══ Entries provided

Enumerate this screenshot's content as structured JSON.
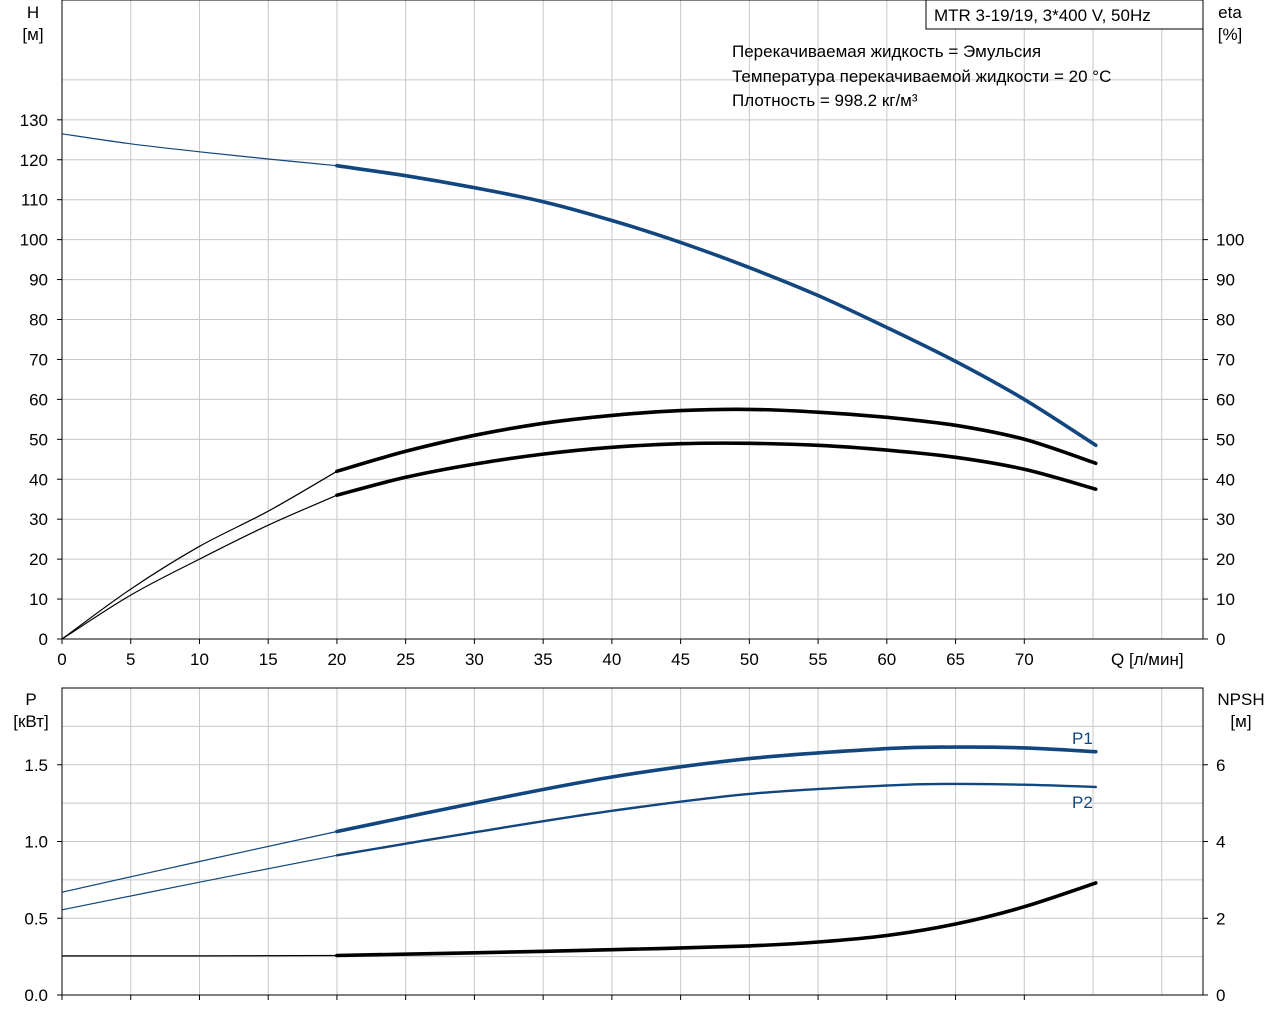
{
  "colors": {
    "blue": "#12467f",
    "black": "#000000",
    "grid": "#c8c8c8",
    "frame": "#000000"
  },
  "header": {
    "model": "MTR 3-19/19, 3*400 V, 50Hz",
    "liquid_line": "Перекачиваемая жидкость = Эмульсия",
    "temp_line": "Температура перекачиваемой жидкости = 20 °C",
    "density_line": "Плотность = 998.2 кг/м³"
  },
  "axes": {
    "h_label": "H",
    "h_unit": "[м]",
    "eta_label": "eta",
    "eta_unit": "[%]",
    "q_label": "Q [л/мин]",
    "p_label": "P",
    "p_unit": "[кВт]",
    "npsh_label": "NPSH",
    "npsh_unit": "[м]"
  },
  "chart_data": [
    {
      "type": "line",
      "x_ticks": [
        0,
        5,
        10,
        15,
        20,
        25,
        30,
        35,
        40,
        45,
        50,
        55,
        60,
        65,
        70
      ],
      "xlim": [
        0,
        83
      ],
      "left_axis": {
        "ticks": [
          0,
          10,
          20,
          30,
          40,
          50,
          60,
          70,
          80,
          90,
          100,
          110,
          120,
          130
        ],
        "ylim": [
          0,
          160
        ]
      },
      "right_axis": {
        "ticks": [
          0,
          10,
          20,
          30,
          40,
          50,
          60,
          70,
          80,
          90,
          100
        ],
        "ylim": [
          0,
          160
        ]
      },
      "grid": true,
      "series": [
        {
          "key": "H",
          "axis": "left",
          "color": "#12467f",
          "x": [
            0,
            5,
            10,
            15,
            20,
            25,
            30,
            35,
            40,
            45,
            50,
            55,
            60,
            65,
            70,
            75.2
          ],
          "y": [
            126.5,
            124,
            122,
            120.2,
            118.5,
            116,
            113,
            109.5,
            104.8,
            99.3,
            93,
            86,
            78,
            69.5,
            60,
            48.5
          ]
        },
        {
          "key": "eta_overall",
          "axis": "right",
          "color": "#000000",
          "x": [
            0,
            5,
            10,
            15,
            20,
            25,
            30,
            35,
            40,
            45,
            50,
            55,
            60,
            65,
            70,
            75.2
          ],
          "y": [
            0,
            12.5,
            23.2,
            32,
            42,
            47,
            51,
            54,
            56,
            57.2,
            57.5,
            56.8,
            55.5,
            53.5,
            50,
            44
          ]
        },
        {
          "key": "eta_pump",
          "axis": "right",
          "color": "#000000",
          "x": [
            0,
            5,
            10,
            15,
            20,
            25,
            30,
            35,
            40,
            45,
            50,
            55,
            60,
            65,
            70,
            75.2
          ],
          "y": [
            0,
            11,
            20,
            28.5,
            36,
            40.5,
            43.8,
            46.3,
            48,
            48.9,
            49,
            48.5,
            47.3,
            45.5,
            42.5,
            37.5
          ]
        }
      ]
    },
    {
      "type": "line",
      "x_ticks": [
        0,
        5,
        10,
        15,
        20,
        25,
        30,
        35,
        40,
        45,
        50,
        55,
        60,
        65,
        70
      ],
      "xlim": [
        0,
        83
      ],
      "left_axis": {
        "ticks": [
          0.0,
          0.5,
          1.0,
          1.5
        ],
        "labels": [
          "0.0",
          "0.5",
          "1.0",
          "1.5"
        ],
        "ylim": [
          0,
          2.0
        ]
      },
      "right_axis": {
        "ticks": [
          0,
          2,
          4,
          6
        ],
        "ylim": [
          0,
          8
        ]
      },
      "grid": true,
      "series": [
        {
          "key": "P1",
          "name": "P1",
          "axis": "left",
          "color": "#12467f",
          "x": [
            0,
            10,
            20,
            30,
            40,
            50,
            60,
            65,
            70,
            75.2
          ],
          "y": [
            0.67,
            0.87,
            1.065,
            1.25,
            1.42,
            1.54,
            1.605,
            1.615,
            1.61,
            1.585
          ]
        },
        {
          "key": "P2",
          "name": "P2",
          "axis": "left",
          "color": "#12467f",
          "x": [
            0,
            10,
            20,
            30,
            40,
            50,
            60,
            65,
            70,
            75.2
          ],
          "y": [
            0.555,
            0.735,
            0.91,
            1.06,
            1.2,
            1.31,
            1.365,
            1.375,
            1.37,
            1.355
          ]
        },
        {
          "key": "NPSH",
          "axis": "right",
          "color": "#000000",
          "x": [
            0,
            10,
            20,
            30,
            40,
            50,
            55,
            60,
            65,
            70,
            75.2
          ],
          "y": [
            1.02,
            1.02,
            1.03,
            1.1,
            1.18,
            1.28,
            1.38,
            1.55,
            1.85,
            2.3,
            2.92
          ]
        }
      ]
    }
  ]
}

════
══ Entries provided

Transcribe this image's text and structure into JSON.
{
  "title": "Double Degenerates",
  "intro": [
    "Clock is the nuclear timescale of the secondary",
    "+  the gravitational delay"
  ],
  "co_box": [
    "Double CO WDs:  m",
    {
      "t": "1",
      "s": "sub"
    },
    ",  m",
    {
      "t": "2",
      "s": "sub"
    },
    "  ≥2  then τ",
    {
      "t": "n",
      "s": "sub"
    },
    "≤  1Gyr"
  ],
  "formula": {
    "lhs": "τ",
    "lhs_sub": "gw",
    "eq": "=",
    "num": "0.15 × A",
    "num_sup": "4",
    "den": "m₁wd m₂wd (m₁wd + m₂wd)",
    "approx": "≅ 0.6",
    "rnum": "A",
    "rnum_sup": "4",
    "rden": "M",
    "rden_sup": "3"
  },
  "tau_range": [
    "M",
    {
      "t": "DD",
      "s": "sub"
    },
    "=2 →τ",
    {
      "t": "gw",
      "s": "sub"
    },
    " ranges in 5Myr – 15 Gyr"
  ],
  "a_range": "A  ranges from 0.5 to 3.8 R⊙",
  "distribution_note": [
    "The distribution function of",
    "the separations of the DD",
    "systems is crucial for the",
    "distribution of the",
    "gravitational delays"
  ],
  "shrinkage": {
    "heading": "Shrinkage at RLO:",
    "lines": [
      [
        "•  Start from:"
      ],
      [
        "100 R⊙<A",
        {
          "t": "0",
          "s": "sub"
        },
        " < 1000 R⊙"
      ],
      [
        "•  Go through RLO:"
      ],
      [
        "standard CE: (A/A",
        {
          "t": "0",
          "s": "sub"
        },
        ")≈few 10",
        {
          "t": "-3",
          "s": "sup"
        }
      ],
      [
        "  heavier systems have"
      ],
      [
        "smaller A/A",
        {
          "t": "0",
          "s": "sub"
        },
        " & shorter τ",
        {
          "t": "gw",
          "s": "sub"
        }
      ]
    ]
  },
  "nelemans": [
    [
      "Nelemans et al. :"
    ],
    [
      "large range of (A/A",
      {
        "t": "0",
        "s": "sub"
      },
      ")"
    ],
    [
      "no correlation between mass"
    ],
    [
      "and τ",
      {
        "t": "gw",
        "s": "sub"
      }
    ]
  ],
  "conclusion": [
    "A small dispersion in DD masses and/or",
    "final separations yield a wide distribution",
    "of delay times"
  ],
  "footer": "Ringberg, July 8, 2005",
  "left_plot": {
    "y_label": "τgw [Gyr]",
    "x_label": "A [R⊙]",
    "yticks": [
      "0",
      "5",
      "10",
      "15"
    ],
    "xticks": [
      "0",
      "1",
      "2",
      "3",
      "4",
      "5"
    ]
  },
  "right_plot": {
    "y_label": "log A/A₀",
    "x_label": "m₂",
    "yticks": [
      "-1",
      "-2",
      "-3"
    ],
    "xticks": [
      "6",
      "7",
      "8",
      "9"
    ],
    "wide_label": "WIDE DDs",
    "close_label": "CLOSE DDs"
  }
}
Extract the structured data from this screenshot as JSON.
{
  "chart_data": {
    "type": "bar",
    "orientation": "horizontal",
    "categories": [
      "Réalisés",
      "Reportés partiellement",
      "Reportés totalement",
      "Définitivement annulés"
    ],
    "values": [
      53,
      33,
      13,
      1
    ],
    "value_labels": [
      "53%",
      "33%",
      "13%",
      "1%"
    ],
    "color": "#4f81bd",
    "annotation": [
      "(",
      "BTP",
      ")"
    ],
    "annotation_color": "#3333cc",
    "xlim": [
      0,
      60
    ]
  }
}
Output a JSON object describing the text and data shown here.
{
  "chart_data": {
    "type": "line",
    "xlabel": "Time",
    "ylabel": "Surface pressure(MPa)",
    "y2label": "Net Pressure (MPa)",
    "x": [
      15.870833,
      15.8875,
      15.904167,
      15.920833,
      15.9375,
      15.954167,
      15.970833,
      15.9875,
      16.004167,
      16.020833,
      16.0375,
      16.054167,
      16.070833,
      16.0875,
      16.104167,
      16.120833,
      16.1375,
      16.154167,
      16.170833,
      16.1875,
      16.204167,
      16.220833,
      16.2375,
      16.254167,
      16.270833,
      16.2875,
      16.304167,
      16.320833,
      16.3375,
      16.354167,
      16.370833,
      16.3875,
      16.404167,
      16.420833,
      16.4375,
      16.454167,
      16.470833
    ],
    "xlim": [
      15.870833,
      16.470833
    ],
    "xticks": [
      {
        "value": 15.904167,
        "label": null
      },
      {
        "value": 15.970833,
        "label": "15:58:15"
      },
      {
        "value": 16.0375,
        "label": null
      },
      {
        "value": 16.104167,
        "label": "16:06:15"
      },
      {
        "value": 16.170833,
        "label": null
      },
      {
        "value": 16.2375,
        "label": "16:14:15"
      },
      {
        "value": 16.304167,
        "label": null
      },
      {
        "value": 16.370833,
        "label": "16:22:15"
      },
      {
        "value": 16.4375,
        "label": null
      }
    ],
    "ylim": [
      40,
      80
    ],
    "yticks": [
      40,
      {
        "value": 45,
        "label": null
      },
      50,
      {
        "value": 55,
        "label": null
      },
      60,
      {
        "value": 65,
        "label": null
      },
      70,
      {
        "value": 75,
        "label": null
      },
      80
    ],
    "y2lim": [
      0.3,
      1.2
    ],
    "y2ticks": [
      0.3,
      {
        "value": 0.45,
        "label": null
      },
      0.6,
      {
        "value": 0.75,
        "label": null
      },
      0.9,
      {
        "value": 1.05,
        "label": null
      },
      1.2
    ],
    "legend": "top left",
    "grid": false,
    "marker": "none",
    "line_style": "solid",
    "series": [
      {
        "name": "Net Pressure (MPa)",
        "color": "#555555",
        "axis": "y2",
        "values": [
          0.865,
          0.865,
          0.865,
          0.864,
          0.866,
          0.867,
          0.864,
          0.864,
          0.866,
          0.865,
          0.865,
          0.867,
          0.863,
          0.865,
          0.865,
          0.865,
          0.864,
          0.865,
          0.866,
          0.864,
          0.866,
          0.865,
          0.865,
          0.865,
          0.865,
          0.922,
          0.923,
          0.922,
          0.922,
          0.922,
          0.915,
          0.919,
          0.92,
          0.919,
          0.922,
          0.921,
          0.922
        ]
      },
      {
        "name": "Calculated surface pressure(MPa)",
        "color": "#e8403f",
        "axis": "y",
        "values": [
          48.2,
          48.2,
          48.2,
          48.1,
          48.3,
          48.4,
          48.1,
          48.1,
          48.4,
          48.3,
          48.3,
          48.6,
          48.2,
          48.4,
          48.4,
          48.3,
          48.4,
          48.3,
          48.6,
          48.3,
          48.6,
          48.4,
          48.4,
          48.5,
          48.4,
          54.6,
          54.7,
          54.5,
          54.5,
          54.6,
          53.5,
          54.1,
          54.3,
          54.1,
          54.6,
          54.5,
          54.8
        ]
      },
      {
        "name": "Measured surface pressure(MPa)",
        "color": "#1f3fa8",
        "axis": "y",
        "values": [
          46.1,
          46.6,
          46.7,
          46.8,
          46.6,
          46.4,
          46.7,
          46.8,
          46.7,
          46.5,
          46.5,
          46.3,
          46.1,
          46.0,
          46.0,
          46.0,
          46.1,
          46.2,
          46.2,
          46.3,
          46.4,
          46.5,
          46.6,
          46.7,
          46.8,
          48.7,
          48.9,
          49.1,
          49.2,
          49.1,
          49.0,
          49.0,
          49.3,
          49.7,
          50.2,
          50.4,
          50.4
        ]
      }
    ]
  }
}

════

What to produce
From the entries above, list each line with "grid" in it.

Worked answer
    "grid": "#c8c8c8",
      "grid": true,
      "grid": true,
    "grid": false,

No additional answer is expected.